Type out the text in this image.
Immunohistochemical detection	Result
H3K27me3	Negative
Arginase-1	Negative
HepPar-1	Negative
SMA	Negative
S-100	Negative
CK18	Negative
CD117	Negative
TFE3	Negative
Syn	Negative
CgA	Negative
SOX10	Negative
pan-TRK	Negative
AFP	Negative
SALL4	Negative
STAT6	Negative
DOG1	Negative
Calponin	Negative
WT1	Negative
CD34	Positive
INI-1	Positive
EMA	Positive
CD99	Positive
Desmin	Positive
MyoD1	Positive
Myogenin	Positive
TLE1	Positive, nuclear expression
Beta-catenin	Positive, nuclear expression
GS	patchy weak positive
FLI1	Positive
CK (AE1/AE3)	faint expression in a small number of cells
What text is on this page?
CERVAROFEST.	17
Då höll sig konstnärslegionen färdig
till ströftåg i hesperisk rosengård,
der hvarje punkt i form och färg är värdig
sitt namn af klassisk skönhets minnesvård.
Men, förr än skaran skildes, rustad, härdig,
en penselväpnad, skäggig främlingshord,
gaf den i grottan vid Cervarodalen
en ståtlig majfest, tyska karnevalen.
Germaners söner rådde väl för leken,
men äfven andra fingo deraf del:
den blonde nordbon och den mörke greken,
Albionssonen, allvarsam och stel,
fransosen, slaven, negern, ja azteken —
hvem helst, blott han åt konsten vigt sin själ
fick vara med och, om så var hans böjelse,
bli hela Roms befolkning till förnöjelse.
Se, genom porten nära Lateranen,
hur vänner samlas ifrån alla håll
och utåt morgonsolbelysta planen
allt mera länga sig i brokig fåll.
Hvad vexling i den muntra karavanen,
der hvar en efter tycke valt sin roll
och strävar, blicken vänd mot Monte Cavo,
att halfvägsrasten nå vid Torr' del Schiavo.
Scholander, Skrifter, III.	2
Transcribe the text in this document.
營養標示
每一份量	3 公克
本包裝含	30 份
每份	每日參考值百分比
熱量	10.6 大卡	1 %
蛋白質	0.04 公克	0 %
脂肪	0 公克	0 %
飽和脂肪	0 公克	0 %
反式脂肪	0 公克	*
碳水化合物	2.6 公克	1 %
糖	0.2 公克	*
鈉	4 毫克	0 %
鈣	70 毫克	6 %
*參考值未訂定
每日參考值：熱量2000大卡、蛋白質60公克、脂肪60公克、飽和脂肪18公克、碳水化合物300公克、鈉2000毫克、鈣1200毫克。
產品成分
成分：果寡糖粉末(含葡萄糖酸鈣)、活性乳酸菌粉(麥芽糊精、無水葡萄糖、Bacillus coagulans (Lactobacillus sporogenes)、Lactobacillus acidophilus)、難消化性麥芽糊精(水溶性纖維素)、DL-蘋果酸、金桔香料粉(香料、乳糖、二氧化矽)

★ ★ ★

Each line above that holds the string "this" should be copied and shown.

Type out the text in this image.
What text is on this page?
Transcribe the text in this document.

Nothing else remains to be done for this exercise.